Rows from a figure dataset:
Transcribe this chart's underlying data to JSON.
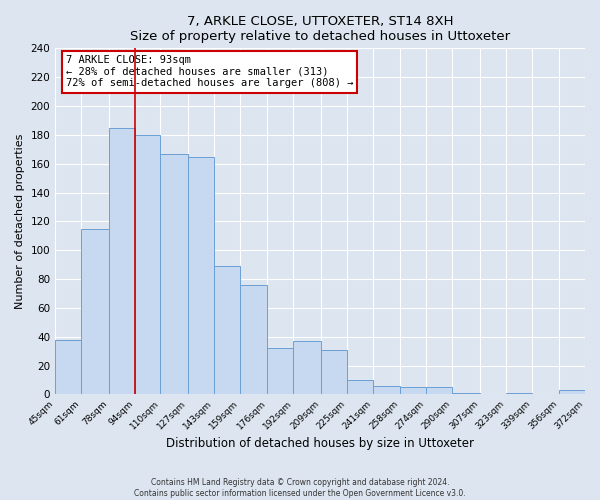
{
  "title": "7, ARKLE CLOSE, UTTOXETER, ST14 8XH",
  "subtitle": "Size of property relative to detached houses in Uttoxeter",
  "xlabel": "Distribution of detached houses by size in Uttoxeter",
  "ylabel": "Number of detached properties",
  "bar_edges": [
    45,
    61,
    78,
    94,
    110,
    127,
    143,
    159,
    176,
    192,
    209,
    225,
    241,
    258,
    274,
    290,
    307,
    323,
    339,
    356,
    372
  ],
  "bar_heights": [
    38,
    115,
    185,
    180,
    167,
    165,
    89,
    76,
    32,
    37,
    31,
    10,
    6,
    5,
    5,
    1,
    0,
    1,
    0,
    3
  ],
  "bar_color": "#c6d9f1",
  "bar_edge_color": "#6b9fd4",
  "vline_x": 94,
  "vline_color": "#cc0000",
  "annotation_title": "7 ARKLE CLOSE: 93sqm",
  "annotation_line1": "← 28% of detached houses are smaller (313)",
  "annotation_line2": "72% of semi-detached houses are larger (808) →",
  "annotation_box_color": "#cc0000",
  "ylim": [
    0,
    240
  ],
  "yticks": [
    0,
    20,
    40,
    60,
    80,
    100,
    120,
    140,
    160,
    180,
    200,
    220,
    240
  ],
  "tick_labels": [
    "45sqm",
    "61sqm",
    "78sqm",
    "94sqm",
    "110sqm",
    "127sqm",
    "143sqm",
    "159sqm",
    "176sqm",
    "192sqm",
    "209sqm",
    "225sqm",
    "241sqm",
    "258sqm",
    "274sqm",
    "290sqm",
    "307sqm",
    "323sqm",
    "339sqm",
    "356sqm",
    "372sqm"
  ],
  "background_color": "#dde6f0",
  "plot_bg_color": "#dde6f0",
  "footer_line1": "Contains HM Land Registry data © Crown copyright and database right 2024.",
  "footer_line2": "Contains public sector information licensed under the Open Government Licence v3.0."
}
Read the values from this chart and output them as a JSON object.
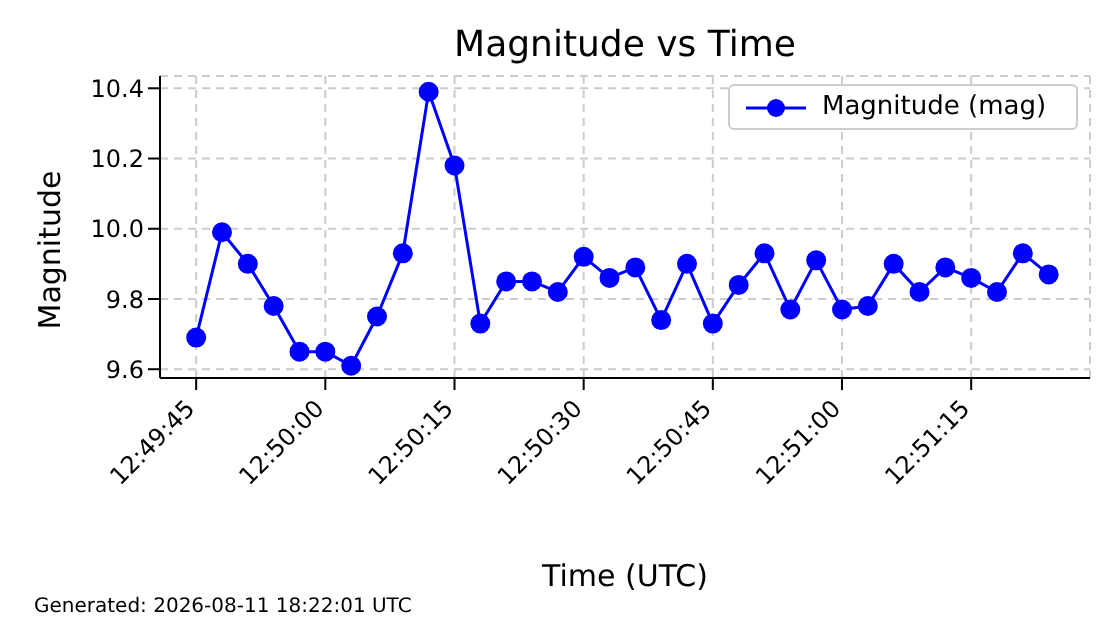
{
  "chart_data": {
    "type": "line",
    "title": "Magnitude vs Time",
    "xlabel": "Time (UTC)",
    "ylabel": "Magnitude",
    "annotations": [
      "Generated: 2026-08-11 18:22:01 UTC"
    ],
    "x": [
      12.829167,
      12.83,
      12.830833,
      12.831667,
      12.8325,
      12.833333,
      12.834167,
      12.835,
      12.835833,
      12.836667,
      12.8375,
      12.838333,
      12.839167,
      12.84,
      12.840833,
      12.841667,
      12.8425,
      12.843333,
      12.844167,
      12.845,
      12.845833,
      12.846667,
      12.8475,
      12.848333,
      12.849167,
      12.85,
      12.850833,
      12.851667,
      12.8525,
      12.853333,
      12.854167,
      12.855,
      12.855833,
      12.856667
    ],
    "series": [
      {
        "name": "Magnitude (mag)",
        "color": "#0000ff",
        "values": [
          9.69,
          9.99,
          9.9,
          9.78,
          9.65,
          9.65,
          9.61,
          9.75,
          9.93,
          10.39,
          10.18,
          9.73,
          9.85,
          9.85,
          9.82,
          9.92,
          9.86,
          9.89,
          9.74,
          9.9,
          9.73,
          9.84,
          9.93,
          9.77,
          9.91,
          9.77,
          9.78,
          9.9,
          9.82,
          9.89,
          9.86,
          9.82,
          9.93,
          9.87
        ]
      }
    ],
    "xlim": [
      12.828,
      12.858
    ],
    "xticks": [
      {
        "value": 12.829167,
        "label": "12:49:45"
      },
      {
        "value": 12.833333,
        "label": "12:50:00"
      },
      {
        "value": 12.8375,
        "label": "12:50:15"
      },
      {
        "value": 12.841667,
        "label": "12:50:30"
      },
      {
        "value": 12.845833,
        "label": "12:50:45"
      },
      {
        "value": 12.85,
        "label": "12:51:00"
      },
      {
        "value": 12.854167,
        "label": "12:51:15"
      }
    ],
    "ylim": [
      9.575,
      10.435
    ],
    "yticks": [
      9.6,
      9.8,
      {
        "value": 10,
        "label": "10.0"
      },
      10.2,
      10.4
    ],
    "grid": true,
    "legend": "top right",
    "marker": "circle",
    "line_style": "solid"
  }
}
---
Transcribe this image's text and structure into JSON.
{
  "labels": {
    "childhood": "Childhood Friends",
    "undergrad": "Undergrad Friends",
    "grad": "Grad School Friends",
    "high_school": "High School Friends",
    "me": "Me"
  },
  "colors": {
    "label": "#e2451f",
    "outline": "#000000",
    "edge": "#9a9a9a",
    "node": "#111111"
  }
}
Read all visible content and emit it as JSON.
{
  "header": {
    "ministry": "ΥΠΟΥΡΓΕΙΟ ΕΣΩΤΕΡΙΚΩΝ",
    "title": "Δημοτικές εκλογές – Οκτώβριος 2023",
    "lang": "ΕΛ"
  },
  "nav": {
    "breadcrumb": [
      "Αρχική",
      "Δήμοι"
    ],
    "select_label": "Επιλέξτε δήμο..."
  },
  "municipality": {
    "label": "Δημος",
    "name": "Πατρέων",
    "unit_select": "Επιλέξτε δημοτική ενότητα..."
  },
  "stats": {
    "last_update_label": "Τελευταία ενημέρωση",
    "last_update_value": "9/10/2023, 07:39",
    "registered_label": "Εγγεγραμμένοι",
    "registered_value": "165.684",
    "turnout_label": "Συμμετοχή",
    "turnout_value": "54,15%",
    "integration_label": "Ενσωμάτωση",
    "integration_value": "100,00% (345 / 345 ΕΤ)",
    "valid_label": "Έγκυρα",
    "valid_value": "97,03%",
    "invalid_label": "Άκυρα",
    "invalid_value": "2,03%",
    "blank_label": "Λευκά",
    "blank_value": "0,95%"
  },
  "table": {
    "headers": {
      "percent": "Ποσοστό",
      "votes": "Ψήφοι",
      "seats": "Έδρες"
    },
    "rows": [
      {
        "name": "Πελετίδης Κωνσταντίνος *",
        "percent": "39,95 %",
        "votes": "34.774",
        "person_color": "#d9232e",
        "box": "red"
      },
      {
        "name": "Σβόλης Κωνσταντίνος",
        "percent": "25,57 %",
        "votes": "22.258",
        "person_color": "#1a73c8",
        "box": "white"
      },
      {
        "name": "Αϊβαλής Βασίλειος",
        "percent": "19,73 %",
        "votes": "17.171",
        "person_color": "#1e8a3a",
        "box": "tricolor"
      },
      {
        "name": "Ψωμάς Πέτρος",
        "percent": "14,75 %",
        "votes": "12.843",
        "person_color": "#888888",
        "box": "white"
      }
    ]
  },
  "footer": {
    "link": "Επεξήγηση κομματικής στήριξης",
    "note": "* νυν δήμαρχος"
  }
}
...
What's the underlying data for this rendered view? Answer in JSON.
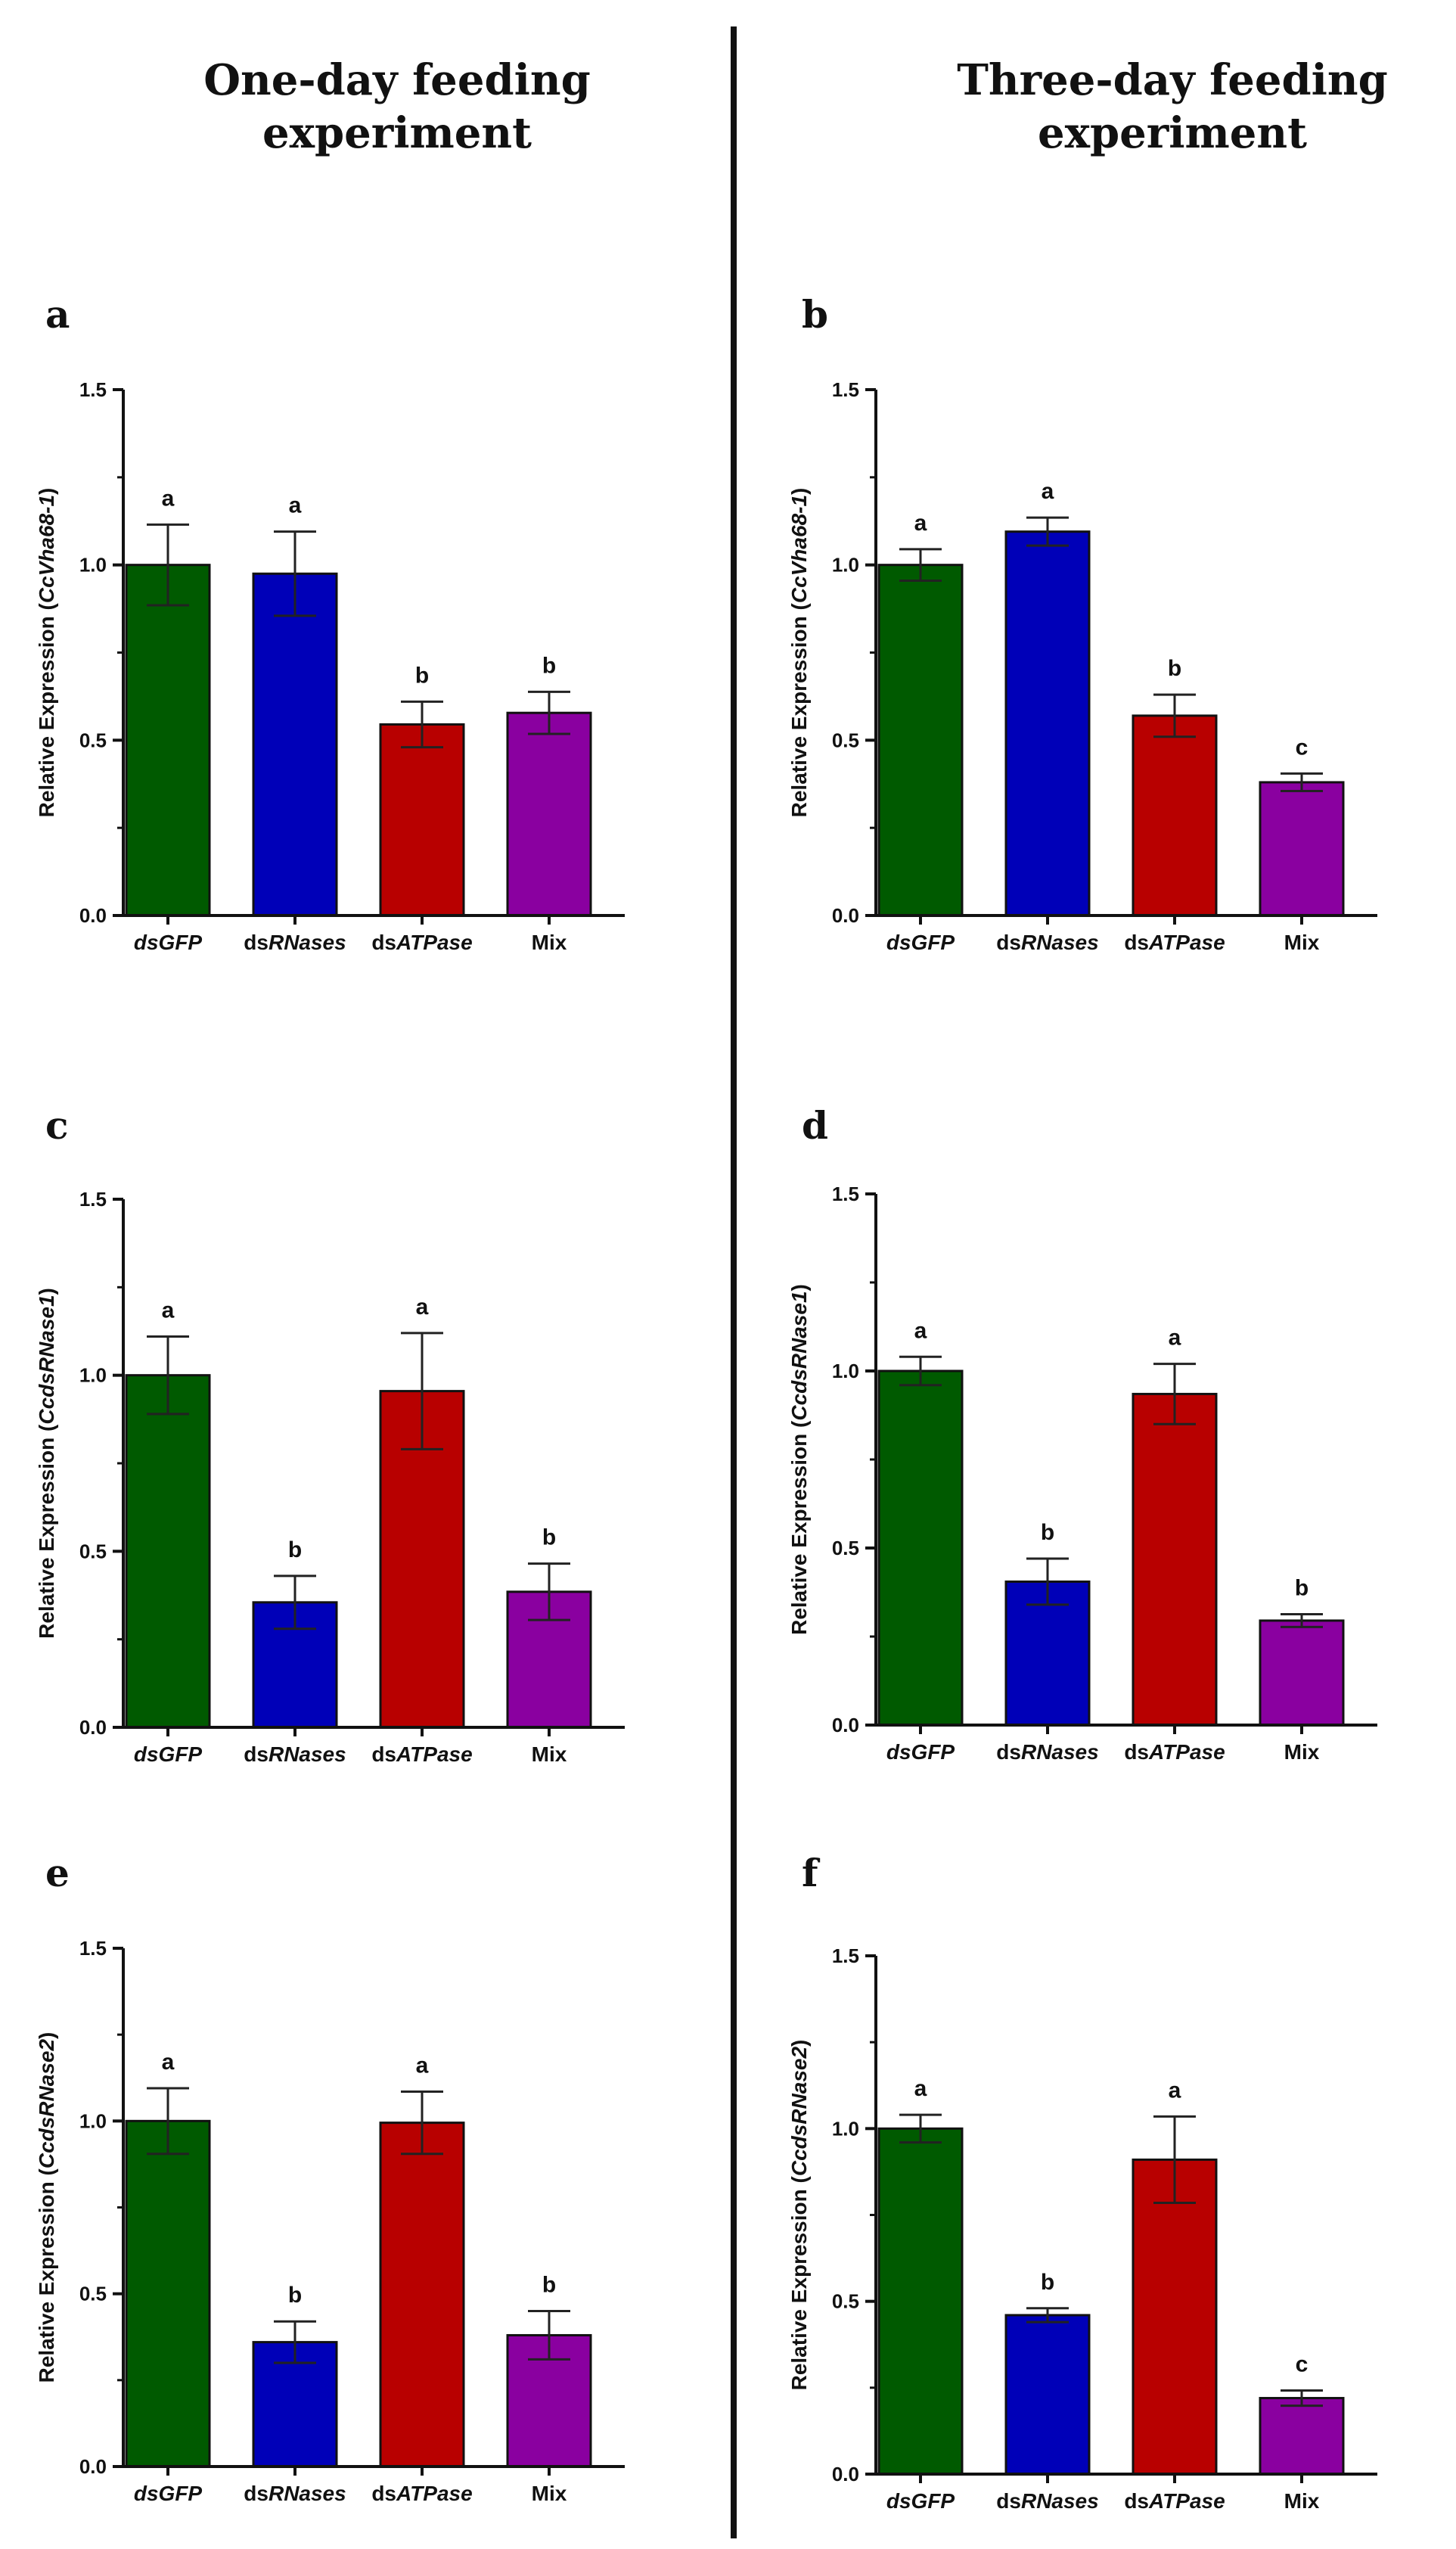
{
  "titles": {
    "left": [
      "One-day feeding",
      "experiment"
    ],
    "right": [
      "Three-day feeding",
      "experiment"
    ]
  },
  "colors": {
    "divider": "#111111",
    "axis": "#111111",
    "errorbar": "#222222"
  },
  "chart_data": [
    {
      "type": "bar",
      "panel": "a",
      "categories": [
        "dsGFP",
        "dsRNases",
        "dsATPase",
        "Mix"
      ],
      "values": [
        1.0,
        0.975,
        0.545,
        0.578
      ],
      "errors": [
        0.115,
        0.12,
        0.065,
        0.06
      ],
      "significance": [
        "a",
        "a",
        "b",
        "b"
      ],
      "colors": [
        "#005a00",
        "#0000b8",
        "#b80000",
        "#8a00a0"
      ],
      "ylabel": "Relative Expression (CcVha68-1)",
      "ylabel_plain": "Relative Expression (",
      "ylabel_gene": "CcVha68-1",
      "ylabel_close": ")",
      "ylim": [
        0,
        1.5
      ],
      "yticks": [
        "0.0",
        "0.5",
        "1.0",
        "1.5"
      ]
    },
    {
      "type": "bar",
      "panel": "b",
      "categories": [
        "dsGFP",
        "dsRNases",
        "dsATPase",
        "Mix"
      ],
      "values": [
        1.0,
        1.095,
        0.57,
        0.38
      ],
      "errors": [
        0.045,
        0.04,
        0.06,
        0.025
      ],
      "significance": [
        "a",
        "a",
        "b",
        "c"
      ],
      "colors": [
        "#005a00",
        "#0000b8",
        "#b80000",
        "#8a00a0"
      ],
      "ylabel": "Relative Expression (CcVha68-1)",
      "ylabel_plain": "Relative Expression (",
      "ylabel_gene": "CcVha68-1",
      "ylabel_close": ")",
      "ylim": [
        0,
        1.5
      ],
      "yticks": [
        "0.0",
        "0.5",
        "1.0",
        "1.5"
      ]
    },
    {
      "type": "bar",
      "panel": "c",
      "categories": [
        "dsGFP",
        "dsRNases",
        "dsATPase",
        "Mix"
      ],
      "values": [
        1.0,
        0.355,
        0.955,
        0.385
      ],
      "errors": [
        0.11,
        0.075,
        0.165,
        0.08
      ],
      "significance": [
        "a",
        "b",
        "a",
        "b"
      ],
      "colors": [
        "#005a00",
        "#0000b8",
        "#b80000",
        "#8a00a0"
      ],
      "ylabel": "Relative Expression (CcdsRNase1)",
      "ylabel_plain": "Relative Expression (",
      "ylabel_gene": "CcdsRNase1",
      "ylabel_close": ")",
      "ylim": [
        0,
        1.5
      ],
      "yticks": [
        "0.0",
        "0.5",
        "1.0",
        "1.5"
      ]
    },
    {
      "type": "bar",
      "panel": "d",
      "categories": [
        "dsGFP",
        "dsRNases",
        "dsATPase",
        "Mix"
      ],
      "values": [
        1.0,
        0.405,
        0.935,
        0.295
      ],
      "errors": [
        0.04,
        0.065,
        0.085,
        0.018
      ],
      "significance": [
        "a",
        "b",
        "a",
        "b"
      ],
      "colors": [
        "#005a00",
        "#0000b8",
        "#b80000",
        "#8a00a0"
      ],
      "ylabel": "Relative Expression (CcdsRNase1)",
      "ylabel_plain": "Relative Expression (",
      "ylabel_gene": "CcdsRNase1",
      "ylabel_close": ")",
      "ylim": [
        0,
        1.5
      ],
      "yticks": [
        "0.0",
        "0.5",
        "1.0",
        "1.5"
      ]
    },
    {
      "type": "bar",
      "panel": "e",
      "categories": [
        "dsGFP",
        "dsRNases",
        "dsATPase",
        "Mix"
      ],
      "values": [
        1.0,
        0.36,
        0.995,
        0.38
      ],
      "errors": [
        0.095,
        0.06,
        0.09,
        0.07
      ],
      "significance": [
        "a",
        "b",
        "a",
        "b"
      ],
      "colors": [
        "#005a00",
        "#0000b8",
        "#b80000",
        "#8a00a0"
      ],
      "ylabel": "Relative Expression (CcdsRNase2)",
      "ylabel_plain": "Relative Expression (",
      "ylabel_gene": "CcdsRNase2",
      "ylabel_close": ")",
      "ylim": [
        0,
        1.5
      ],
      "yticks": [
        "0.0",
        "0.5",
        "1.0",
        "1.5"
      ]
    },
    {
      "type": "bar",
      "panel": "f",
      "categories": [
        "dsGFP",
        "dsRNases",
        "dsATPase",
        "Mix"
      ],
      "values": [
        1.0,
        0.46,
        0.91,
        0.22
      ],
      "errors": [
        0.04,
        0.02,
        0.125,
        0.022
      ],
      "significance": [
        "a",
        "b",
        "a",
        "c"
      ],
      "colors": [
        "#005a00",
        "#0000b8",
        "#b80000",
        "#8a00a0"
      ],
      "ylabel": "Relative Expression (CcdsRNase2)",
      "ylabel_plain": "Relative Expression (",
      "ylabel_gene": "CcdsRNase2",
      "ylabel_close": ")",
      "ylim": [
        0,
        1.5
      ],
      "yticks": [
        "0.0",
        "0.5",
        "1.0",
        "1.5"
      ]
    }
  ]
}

= Work to do =
Where does the word "Επιλέξτε" appear? Return each line that holds it.

= Answer below =
    "select_label": "Επιλέξτε δήμο..."
    "unit_select": "Επιλέξτε δημοτική ενότητα..."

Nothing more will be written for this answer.